— Problem details —
The records below hold pictures; please leave those out and retype the rest exactly.

— Dataset content —
····················
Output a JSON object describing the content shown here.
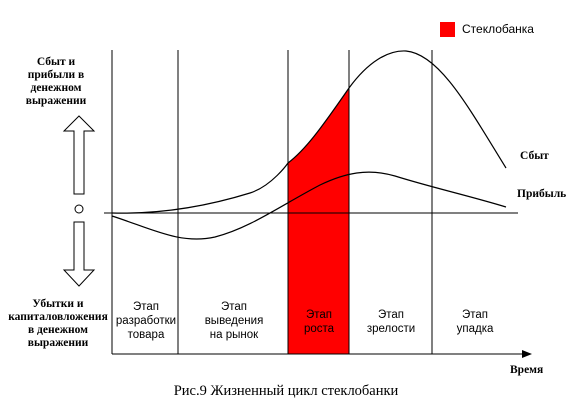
{
  "legend": {
    "label": "Стеклобанка",
    "color": "#ff0000"
  },
  "y_axis_top_label": "Сбыт и прибыли в денежном выражении",
  "y_axis_bottom_label": "Убытки и капиталовложения в денежном выражении",
  "x_axis_label": "Время",
  "curve_labels": {
    "sales": "Сбыт",
    "profit": "Прибыль"
  },
  "stages": [
    {
      "label": "Этап\nразработки\nтовара"
    },
    {
      "label": "Этап\nвыведения\nна рынок"
    },
    {
      "label": "Этап\nроста"
    },
    {
      "label": "Этап\nзрелости"
    },
    {
      "label": "Этап\nупадка"
    }
  ],
  "highlighted_stage": 2,
  "caption": "Рис.9 Жизненный цикл стеклобанки"
}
····················
— Task result —
Output a JSON object describing the content shown here.
{
  "legend": {
    "label": "Стеклобанка",
    "color": "#ff0000"
  },
  "y_axis_top_label": "Сбыт и прибыли в денежном выражении",
  "y_axis_bottom_label": "Убытки и капиталовложения в денежном выражении",
  "x_axis_label": "Время",
  "curve_labels": {
    "sales": "Сбыт",
    "profit": "Прибыль"
  },
  "stages": [
    {
      "label": "Этап\nразработки\nтовара"
    },
    {
      "label": "Этап\nвыведения\nна рынок"
    },
    {
      "label": "Этап\nроста"
    },
    {
      "label": "Этап\nзрелости"
    },
    {
      "label": "Этап\nупадка"
    }
  ],
  "highlighted_stage": 2,
  "caption": "Рис.9 Жизненный цикл стеклобанки"
}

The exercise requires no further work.